Instruction
Only a number is wanted: how many lines in the listing contain the word "高技能人才比重低"?

Given entries
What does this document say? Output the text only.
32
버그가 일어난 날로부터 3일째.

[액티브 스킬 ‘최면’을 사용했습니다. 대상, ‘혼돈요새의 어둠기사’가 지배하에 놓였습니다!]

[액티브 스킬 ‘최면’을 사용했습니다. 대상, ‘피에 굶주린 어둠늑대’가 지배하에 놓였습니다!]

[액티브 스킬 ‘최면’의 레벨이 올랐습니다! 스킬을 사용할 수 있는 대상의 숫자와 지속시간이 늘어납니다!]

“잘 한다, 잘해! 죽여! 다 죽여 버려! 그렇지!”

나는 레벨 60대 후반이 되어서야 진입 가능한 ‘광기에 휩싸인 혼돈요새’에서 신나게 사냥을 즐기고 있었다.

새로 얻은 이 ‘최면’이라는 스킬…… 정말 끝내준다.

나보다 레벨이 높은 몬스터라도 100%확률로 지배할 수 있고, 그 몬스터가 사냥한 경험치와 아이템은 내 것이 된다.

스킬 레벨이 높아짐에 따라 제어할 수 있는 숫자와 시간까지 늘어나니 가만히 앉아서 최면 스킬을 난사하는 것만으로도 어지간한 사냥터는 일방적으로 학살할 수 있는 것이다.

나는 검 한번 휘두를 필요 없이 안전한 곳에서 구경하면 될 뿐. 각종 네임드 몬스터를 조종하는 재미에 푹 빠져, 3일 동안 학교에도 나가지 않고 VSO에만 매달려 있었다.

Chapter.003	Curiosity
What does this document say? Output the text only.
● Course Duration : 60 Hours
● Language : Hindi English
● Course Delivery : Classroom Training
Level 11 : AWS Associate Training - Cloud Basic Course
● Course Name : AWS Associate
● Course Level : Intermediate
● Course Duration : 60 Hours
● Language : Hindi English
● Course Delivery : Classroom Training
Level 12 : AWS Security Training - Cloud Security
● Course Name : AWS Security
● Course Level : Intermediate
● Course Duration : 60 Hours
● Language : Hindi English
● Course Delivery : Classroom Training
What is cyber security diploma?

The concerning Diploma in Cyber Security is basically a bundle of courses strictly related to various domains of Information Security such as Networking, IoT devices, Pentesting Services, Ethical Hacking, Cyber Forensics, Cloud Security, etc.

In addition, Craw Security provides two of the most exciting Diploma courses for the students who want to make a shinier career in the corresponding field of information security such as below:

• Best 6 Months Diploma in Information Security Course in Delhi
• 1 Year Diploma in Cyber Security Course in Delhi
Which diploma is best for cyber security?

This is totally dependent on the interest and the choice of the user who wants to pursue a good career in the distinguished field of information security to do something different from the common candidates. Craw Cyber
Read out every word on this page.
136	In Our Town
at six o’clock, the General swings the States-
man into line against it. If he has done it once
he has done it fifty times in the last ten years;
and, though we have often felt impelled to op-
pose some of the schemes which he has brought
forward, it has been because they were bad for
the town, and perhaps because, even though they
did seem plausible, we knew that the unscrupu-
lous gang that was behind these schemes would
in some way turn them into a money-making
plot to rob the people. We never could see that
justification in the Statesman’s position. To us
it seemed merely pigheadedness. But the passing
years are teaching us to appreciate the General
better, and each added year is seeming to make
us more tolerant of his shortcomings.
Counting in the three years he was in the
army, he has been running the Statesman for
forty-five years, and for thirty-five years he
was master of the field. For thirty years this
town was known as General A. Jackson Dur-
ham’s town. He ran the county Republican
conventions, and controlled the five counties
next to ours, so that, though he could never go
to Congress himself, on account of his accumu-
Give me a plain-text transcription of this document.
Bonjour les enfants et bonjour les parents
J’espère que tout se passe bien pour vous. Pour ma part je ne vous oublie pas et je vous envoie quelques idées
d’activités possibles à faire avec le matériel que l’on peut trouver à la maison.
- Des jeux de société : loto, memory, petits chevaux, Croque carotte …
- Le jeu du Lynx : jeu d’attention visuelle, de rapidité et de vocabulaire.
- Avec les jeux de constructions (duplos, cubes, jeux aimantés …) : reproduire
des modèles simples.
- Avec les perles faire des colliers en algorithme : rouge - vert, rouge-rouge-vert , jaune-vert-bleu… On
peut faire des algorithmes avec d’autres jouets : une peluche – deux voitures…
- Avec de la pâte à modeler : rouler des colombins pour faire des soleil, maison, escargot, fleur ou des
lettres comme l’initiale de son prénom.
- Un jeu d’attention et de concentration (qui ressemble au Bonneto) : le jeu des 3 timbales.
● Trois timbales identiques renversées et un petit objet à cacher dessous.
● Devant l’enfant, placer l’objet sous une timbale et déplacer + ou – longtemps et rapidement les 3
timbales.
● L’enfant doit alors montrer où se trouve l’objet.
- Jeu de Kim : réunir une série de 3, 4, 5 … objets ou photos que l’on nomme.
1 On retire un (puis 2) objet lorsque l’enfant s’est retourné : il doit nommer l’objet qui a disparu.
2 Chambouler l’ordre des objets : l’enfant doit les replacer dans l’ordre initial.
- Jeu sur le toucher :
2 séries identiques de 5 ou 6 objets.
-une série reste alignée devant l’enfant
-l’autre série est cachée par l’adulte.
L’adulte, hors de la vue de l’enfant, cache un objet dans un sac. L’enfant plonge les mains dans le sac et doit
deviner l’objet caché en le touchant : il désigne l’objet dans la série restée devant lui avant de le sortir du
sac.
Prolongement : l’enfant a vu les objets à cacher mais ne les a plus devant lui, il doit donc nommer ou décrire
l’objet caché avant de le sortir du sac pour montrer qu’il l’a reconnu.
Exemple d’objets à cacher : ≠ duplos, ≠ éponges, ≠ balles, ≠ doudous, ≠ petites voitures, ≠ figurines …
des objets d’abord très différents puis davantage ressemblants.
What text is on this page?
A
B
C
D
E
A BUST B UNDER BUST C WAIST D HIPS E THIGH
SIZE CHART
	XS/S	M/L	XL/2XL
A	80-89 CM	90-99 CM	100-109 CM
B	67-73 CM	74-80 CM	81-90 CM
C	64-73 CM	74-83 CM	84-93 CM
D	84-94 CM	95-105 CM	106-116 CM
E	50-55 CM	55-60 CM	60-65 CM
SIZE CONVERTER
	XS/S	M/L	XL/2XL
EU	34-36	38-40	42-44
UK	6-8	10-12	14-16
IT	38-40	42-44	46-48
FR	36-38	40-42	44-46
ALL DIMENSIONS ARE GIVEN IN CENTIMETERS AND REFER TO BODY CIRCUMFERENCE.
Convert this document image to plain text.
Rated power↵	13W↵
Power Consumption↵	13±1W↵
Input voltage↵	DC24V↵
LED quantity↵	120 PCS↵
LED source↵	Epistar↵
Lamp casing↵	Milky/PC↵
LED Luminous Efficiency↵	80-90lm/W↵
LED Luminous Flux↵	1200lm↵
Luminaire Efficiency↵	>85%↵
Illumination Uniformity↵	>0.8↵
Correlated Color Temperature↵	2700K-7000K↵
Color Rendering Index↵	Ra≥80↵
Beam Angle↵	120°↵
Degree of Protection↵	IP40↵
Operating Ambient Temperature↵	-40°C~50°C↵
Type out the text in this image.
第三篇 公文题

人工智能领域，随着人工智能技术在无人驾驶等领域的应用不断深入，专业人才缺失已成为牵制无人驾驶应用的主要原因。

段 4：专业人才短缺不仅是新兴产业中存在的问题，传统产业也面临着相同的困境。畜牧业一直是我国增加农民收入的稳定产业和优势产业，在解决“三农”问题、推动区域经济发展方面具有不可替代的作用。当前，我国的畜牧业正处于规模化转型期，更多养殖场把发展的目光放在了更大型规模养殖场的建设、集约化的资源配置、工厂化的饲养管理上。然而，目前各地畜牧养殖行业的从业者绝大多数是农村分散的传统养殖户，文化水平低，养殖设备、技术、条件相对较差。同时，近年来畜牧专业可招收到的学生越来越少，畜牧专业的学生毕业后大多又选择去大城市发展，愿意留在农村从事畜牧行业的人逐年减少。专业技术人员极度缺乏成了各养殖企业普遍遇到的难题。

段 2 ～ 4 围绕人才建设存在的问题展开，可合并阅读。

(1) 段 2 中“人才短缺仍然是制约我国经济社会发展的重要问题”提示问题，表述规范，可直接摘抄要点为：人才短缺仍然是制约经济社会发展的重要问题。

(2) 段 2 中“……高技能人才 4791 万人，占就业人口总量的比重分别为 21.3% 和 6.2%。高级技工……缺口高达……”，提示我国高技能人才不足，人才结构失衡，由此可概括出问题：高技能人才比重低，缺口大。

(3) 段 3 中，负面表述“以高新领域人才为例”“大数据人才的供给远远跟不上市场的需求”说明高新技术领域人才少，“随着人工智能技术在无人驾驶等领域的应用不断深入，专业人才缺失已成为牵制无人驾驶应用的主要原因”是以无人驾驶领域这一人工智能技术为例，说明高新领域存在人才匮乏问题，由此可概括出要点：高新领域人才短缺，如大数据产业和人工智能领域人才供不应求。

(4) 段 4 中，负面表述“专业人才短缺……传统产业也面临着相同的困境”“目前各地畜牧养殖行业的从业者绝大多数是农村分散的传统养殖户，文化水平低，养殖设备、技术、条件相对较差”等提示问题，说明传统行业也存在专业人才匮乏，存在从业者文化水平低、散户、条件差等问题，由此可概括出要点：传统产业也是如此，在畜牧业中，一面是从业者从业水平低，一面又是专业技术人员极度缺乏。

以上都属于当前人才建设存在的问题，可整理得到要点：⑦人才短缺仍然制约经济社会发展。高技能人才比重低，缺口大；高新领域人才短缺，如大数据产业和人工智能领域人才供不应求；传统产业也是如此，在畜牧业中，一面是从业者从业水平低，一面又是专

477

The solution
2